[Extracts from a graphics dataset]
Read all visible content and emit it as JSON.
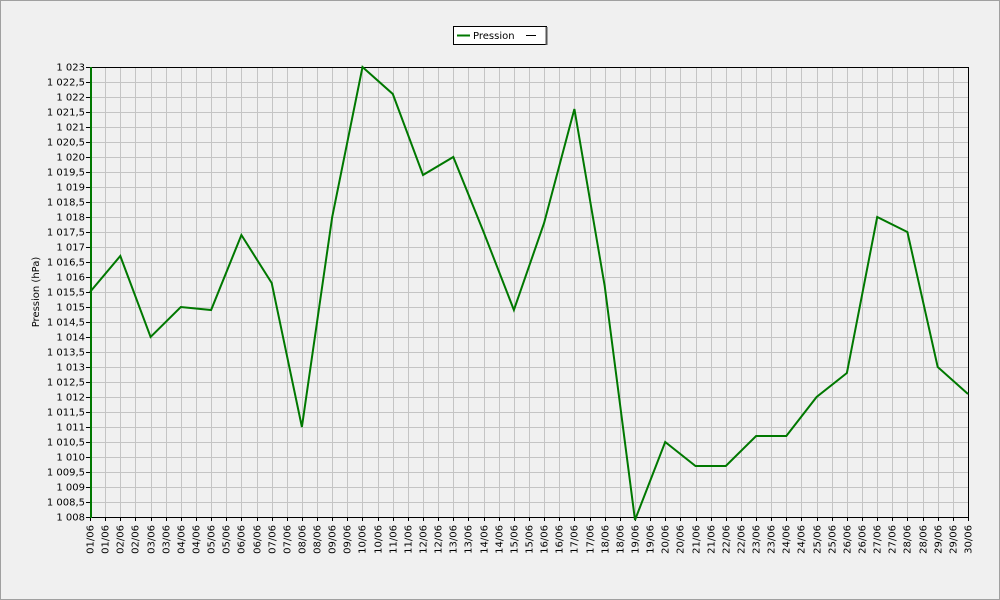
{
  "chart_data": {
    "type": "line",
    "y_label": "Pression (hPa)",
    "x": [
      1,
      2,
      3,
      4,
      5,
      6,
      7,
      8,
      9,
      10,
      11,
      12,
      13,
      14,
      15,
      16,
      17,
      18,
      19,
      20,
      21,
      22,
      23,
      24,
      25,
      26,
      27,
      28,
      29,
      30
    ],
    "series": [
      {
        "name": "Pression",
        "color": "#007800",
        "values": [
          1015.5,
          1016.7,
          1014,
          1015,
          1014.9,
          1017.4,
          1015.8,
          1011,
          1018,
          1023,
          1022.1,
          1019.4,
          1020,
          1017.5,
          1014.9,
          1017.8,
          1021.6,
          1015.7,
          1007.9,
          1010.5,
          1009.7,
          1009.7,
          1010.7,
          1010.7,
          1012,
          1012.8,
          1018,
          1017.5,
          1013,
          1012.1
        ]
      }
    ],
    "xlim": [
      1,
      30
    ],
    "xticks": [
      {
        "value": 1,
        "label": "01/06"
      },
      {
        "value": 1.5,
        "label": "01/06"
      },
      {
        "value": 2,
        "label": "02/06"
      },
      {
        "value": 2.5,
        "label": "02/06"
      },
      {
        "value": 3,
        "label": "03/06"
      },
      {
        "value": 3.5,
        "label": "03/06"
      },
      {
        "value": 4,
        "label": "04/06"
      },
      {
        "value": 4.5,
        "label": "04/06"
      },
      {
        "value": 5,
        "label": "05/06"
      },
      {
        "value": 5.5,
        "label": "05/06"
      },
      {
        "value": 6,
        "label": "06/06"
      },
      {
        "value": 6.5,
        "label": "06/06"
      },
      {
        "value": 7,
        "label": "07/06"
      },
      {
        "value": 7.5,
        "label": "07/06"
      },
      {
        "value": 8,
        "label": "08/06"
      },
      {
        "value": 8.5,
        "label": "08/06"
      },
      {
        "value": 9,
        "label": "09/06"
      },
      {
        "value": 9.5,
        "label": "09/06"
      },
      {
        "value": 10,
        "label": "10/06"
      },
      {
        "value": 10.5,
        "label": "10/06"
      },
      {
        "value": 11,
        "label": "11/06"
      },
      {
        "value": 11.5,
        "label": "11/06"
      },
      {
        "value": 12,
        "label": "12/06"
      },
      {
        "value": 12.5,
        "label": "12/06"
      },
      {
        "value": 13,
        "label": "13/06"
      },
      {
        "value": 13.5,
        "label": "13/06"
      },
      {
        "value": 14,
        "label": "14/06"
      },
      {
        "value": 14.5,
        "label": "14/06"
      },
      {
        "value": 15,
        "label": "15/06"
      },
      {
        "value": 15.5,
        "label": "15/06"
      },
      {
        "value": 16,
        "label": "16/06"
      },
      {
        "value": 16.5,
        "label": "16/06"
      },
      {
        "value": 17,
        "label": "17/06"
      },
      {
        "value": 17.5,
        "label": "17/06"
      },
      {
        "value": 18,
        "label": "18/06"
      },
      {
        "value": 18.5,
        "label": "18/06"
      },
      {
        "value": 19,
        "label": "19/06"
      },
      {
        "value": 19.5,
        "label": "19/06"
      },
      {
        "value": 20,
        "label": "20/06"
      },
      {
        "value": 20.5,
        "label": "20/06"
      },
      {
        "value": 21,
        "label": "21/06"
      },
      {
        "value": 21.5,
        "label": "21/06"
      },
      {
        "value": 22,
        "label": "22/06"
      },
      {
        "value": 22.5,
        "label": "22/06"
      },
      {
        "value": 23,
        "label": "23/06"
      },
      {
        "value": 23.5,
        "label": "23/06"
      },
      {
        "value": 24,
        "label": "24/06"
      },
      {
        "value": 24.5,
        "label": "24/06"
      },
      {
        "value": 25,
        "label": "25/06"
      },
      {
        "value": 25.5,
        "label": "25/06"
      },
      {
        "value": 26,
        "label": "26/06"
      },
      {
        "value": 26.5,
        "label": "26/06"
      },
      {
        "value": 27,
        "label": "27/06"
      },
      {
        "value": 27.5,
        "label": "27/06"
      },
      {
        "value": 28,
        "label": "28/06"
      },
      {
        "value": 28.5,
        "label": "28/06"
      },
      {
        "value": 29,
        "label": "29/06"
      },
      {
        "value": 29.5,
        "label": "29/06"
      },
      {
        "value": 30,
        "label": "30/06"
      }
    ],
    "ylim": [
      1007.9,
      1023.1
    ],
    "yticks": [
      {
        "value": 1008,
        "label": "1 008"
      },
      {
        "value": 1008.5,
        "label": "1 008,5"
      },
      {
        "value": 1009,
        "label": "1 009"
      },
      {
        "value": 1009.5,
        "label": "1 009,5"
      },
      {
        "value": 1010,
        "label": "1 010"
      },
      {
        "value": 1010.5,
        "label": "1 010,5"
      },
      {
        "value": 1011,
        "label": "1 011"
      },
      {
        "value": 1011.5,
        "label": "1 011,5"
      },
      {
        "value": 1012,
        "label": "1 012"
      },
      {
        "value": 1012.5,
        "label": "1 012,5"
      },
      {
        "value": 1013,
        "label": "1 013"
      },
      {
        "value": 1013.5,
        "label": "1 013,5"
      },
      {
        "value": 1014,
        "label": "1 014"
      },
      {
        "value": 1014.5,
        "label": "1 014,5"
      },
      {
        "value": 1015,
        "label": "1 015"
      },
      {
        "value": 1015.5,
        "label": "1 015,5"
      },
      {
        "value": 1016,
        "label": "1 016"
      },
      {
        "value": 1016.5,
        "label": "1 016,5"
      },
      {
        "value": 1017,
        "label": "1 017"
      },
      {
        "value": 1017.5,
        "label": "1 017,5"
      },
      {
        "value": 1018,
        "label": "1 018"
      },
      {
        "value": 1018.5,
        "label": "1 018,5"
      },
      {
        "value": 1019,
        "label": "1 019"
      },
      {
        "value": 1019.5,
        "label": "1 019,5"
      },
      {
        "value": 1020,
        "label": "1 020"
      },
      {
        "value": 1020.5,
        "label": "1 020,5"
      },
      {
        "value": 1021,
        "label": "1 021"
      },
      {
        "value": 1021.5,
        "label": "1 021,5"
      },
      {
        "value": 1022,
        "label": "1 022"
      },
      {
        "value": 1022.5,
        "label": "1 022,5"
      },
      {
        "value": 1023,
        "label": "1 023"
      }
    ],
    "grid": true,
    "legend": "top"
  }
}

#### Objective:
Write out the full set of lines verbatim, without the pictures.

#### Task answer:
Read all visible content and emit it as JSON.
{
  "chart_data": {
    "type": "line",
    "y_label": "Pression (hPa)",
    "x": [
      1,
      2,
      3,
      4,
      5,
      6,
      7,
      8,
      9,
      10,
      11,
      12,
      13,
      14,
      15,
      16,
      17,
      18,
      19,
      20,
      21,
      22,
      23,
      24,
      25,
      26,
      27,
      28,
      29,
      30
    ],
    "series": [
      {
        "name": "Pression",
        "color": "#007800",
        "values": [
          1015.5,
          1016.7,
          1014,
          1015,
          1014.9,
          1017.4,
          1015.8,
          1011,
          1018,
          1023,
          1022.1,
          1019.4,
          1020,
          1017.5,
          1014.9,
          1017.8,
          1021.6,
          1015.7,
          1007.9,
          1010.5,
          1009.7,
          1009.7,
          1010.7,
          1010.7,
          1012,
          1012.8,
          1018,
          1017.5,
          1013,
          1012.1
        ]
      }
    ],
    "xlim": [
      1,
      30
    ],
    "xticks": [
      {
        "value": 1,
        "label": "01/06"
      },
      {
        "value": 1.5,
        "label": "01/06"
      },
      {
        "value": 2,
        "label": "02/06"
      },
      {
        "value": 2.5,
        "label": "02/06"
      },
      {
        "value": 3,
        "label": "03/06"
      },
      {
        "value": 3.5,
        "label": "03/06"
      },
      {
        "value": 4,
        "label": "04/06"
      },
      {
        "value": 4.5,
        "label": "04/06"
      },
      {
        "value": 5,
        "label": "05/06"
      },
      {
        "value": 5.5,
        "label": "05/06"
      },
      {
        "value": 6,
        "label": "06/06"
      },
      {
        "value": 6.5,
        "label": "06/06"
      },
      {
        "value": 7,
        "label": "07/06"
      },
      {
        "value": 7.5,
        "label": "07/06"
      },
      {
        "value": 8,
        "label": "08/06"
      },
      {
        "value": 8.5,
        "label": "08/06"
      },
      {
        "value": 9,
        "label": "09/06"
      },
      {
        "value": 9.5,
        "label": "09/06"
      },
      {
        "value": 10,
        "label": "10/06"
      },
      {
        "value": 10.5,
        "label": "10/06"
      },
      {
        "value": 11,
        "label": "11/06"
      },
      {
        "value": 11.5,
        "label": "11/06"
      },
      {
        "value": 12,
        "label": "12/06"
      },
      {
        "value": 12.5,
        "label": "12/06"
      },
      {
        "value": 13,
        "label": "13/06"
      },
      {
        "value": 13.5,
        "label": "13/06"
      },
      {
        "value": 14,
        "label": "14/06"
      },
      {
        "value": 14.5,
        "label": "14/06"
      },
      {
        "value": 15,
        "label": "15/06"
      },
      {
        "value": 15.5,
        "label": "15/06"
      },
      {
        "value": 16,
        "label": "16/06"
      },
      {
        "value": 16.5,
        "label": "16/06"
      },
      {
        "value": 17,
        "label": "17/06"
      },
      {
        "value": 17.5,
        "label": "17/06"
      },
      {
        "value": 18,
        "label": "18/06"
      },
      {
        "value": 18.5,
        "label": "18/06"
      },
      {
        "value": 19,
        "label": "19/06"
      },
      {
        "value": 19.5,
        "label": "19/06"
      },
      {
        "value": 20,
        "label": "20/06"
      },
      {
        "value": 20.5,
        "label": "20/06"
      },
      {
        "value": 21,
        "label": "21/06"
      },
      {
        "value": 21.5,
        "label": "21/06"
      },
      {
        "value": 22,
        "label": "22/06"
      },
      {
        "value": 22.5,
        "label": "22/06"
      },
      {
        "value": 23,
        "label": "23/06"
      },
      {
        "value": 23.5,
        "label": "23/06"
      },
      {
        "value": 24,
        "label": "24/06"
      },
      {
        "value": 24.5,
        "label": "24/06"
      },
      {
        "value": 25,
        "label": "25/06"
      },
      {
        "value": 25.5,
        "label": "25/06"
      },
      {
        "value": 26,
        "label": "26/06"
      },
      {
        "value": 26.5,
        "label": "26/06"
      },
      {
        "value": 27,
        "label": "27/06"
      },
      {
        "value": 27.5,
        "label": "27/06"
      },
      {
        "value": 28,
        "label": "28/06"
      },
      {
        "value": 28.5,
        "label": "28/06"
      },
      {
        "value": 29,
        "label": "29/06"
      },
      {
        "value": 29.5,
        "label": "29/06"
      },
      {
        "value": 30,
        "label": "30/06"
      }
    ],
    "ylim": [
      1007.9,
      1023.1
    ],
    "yticks": [
      {
        "value": 1008,
        "label": "1 008"
      },
      {
        "value": 1008.5,
        "label": "1 008,5"
      },
      {
        "value": 1009,
        "label": "1 009"
      },
      {
        "value": 1009.5,
        "label": "1 009,5"
      },
      {
        "value": 1010,
        "label": "1 010"
      },
      {
        "value": 1010.5,
        "label": "1 010,5"
      },
      {
        "value": 1011,
        "label": "1 011"
      },
      {
        "value": 1011.5,
        "label": "1 011,5"
      },
      {
        "value": 1012,
        "label": "1 012"
      },
      {
        "value": 1012.5,
        "label": "1 012,5"
      },
      {
        "value": 1013,
        "label": "1 013"
      },
      {
        "value": 1013.5,
        "label": "1 013,5"
      },
      {
        "value": 1014,
        "label": "1 014"
      },
      {
        "value": 1014.5,
        "label": "1 014,5"
      },
      {
        "value": 1015,
        "label": "1 015"
      },
      {
        "value": 1015.5,
        "label": "1 015,5"
      },
      {
        "value": 1016,
        "label": "1 016"
      },
      {
        "value": 1016.5,
        "label": "1 016,5"
      },
      {
        "value": 1017,
        "label": "1 017"
      },
      {
        "value": 1017.5,
        "label": "1 017,5"
      },
      {
        "value": 1018,
        "label": "1 018"
      },
      {
        "value": 1018.5,
        "label": "1 018,5"
      },
      {
        "value": 1019,
        "label": "1 019"
      },
      {
        "value": 1019.5,
        "label": "1 019,5"
      },
      {
        "value": 1020,
        "label": "1 020"
      },
      {
        "value": 1020.5,
        "label": "1 020,5"
      },
      {
        "value": 1021,
        "label": "1 021"
      },
      {
        "value": 1021.5,
        "label": "1 021,5"
      },
      {
        "value": 1022,
        "label": "1 022"
      },
      {
        "value": 1022.5,
        "label": "1 022,5"
      },
      {
        "value": 1023,
        "label": "1 023"
      }
    ],
    "grid": true,
    "legend": "top"
  }
}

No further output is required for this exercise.